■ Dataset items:
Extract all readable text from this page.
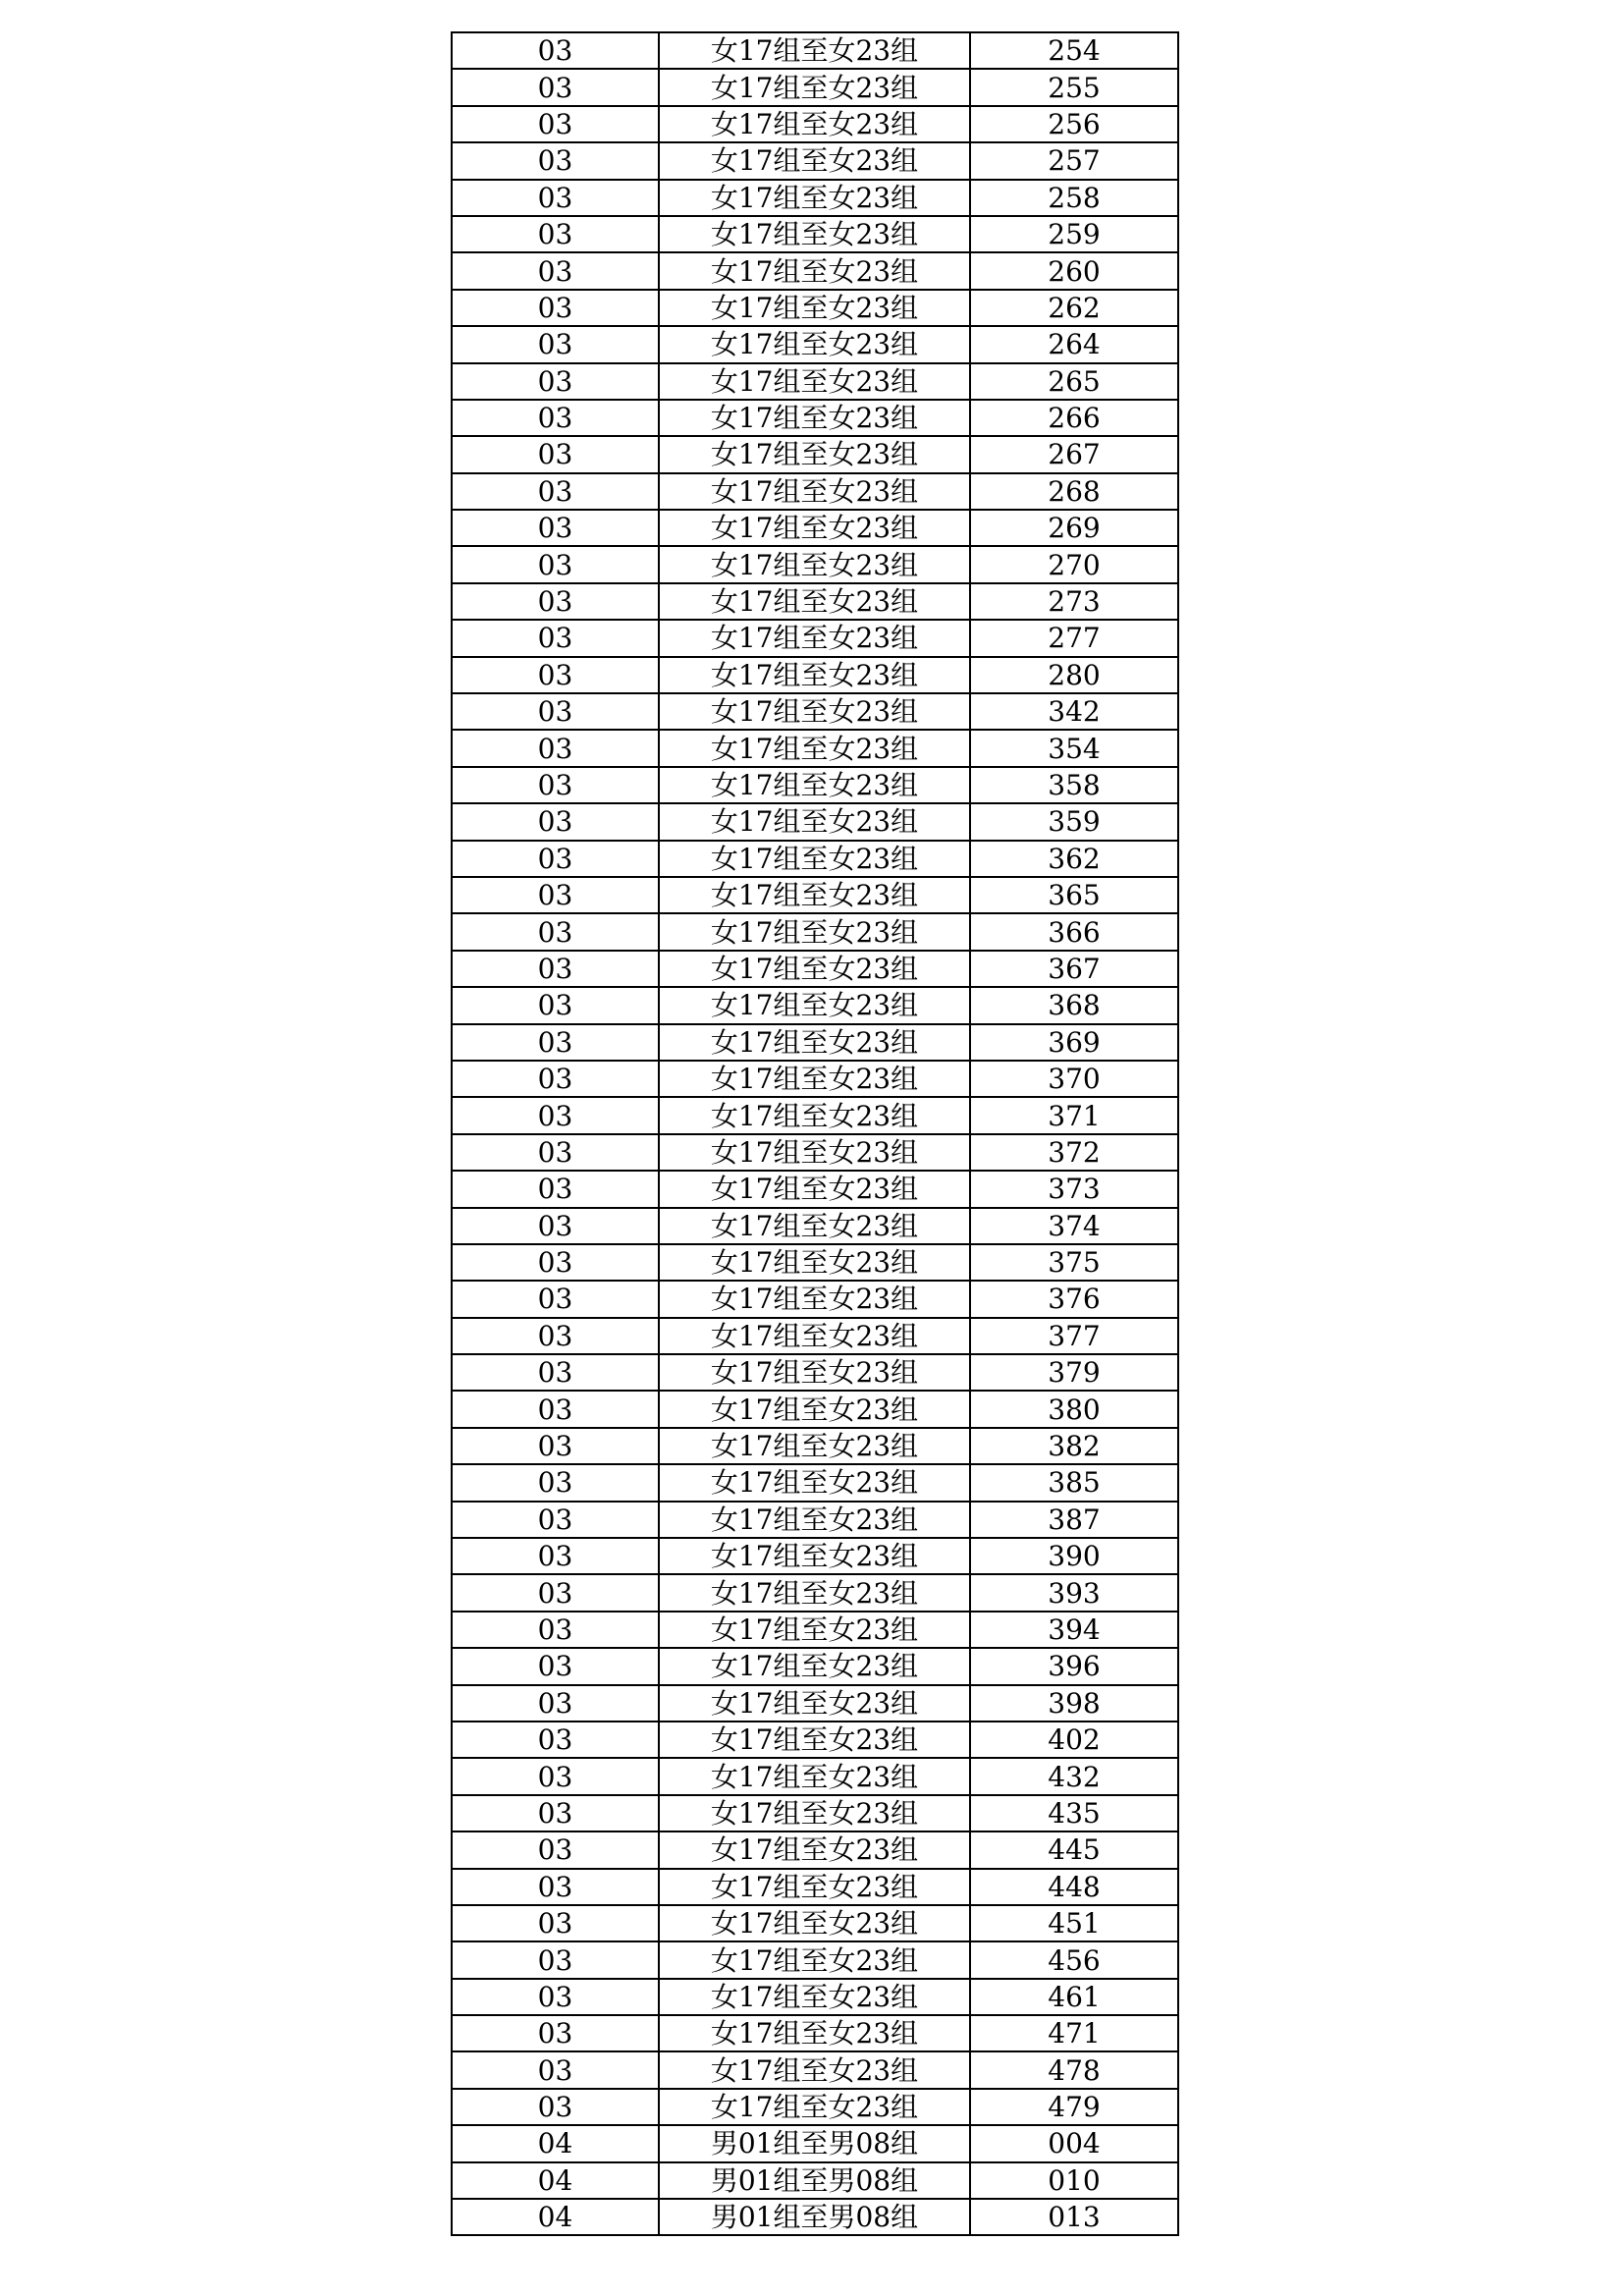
03	女17组至女23组	254
03	女17组至女23组	255
03	女17组至女23组	256
03	女17组至女23组	257
03	女17组至女23组	258
03	女17组至女23组	259
03	女17组至女23组	260
03	女17组至女23组	262
03	女17组至女23组	264
03	女17组至女23组	265
03	女17组至女23组	266
03	女17组至女23组	267
03	女17组至女23组	268
03	女17组至女23组	269
03	女17组至女23组	270
03	女17组至女23组	273
03	女17组至女23组	277
03	女17组至女23组	280
03	女17组至女23组	342
03	女17组至女23组	354
03	女17组至女23组	358
03	女17组至女23组	359
03	女17组至女23组	362
03	女17组至女23组	365
03	女17组至女23组	366
03	女17组至女23组	367
03	女17组至女23组	368
03	女17组至女23组	369
03	女17组至女23组	370
03	女17组至女23组	371
03	女17组至女23组	372
03	女17组至女23组	373
03	女17组至女23组	374
03	女17组至女23组	375
03	女17组至女23组	376
03	女17组至女23组	377
03	女17组至女23组	379
03	女17组至女23组	380
03	女17组至女23组	382
03	女17组至女23组	385
03	女17组至女23组	387
03	女17组至女23组	390
03	女17组至女23组	393
03	女17组至女23组	394
03	女17组至女23组	396
03	女17组至女23组	398
03	女17组至女23组	402
03	女17组至女23组	432
03	女17组至女23组	435
03	女17组至女23组	445
03	女17组至女23组	448
03	女17组至女23组	451
03	女17组至女23组	456
03	女17组至女23组	461
03	女17组至女23组	471
03	女17组至女23组	478
03	女17组至女23组	479
04	男01组至男08组	004
04	男01组至男08组	010
04	男01组至男08组	013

■ Problem requirements:
Are you able to set down all the lines above exactly, without any pictures?

■ Expected answer:
Extract all readable text from this page.
03	女17组至女23组	254
03	女17组至女23组	255
03	女17组至女23组	256
03	女17组至女23组	257
03	女17组至女23组	258
03	女17组至女23组	259
03	女17组至女23组	260
03	女17组至女23组	262
03	女17组至女23组	264
03	女17组至女23组	265
03	女17组至女23组	266
03	女17组至女23组	267
03	女17组至女23组	268
03	女17组至女23组	269
03	女17组至女23组	270
03	女17组至女23组	273
03	女17组至女23组	277
03	女17组至女23组	280
03	女17组至女23组	342
03	女17组至女23组	354
03	女17组至女23组	358
03	女17组至女23组	359
03	女17组至女23组	362
03	女17组至女23组	365
03	女17组至女23组	366
03	女17组至女23组	367
03	女17组至女23组	368
03	女17组至女23组	369
03	女17组至女23组	370
03	女17组至女23组	371
03	女17组至女23组	372
03	女17组至女23组	373
03	女17组至女23组	374
03	女17组至女23组	375
03	女17组至女23组	376
03	女17组至女23组	377
03	女17组至女23组	379
03	女17组至女23组	380
03	女17组至女23组	382
03	女17组至女23组	385
03	女17组至女23组	387
03	女17组至女23组	390
03	女17组至女23组	393
03	女17组至女23组	394
03	女17组至女23组	396
03	女17组至女23组	398
03	女17组至女23组	402
03	女17组至女23组	432
03	女17组至女23组	435
03	女17组至女23组	445
03	女17组至女23组	448
03	女17组至女23组	451
03	女17组至女23组	456
03	女17组至女23组	461
03	女17组至女23组	471
03	女17组至女23组	478
03	女17组至女23组	479
04	男01组至男08组	004
04	男01组至男08组	010
04	男01组至男08组	013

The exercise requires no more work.